** BEGIN **
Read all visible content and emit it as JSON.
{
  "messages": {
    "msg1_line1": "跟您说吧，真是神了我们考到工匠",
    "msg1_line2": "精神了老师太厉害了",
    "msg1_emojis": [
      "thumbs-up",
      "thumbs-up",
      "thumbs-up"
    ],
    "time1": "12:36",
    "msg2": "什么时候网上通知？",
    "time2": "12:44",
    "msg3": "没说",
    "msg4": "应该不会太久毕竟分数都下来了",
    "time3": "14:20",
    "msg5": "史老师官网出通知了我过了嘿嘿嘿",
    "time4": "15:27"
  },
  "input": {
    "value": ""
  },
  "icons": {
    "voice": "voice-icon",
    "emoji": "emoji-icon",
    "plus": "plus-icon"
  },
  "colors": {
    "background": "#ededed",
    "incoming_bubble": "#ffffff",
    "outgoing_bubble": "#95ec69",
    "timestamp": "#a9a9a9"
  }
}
** END **
** BEGIN **
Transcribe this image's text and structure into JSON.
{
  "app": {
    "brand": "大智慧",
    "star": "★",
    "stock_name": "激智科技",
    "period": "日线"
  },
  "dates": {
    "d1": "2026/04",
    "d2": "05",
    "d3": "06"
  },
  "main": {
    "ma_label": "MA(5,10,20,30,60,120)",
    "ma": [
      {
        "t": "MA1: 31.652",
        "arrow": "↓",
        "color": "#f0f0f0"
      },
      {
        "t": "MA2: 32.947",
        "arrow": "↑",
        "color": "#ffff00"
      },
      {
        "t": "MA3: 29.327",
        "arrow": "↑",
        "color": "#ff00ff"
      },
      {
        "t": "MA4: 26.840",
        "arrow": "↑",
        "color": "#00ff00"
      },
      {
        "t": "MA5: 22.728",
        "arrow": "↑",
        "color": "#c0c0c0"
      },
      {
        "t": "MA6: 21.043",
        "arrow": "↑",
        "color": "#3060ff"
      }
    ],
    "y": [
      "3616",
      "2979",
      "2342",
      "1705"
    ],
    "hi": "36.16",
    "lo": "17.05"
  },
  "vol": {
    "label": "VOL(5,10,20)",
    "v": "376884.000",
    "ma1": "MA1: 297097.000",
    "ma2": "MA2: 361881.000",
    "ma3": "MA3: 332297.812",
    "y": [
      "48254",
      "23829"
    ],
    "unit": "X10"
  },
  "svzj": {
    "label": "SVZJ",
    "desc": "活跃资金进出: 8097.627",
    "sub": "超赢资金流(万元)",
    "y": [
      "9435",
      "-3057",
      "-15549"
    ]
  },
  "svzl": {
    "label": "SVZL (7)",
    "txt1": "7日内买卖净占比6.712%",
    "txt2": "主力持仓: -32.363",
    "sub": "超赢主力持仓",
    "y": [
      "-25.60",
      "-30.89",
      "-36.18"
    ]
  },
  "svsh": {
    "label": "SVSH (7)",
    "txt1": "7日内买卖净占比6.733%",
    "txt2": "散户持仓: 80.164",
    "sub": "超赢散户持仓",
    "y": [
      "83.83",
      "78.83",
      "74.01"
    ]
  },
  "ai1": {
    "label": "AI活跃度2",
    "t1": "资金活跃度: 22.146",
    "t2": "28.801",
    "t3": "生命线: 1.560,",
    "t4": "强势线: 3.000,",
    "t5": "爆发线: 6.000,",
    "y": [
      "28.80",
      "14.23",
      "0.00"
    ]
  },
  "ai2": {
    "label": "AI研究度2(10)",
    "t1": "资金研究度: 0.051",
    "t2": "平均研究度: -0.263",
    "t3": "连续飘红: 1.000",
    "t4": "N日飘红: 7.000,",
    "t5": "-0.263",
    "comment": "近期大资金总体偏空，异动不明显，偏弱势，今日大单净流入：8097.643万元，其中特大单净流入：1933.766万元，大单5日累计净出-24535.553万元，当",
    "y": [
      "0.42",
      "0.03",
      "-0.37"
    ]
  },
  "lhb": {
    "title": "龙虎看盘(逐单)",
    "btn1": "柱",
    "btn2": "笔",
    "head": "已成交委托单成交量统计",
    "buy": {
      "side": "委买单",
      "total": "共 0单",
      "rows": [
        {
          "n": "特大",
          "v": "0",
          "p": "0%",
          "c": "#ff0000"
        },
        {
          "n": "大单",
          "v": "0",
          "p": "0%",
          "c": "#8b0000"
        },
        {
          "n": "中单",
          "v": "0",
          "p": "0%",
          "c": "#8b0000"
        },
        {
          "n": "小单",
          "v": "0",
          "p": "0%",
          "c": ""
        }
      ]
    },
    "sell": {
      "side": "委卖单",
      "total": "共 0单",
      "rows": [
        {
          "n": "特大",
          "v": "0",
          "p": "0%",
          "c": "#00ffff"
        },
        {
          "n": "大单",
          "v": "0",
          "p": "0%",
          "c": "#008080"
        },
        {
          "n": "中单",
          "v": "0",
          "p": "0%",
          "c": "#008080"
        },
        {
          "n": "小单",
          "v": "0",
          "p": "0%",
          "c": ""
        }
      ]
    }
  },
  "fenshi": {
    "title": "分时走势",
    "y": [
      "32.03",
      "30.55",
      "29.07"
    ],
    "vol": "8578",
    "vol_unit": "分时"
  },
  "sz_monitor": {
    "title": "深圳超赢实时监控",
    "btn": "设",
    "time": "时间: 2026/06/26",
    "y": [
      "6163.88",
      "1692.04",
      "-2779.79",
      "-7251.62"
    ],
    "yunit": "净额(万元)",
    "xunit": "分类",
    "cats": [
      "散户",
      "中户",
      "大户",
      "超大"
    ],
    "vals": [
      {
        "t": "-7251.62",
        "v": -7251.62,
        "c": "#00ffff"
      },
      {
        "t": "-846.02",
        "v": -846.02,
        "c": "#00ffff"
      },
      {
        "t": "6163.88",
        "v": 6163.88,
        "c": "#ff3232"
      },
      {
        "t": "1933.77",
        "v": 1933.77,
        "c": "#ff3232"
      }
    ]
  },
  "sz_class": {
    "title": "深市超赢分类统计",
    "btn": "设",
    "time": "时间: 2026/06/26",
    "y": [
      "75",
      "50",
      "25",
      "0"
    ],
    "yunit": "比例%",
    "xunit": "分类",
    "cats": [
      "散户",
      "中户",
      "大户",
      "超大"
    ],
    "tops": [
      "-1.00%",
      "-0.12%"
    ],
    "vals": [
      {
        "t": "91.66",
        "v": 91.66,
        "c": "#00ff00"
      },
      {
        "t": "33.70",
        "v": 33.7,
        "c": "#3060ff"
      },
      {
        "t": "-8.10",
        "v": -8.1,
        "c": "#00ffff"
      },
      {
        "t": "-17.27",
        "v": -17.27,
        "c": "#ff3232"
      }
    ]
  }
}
** END **
* [Directive]: Look through the data and gather every line with the string "JSON" in it.

* [Exercise result]:
Read all visible content and emit it as JSON.
Transcribe this image's text and structure into JSON.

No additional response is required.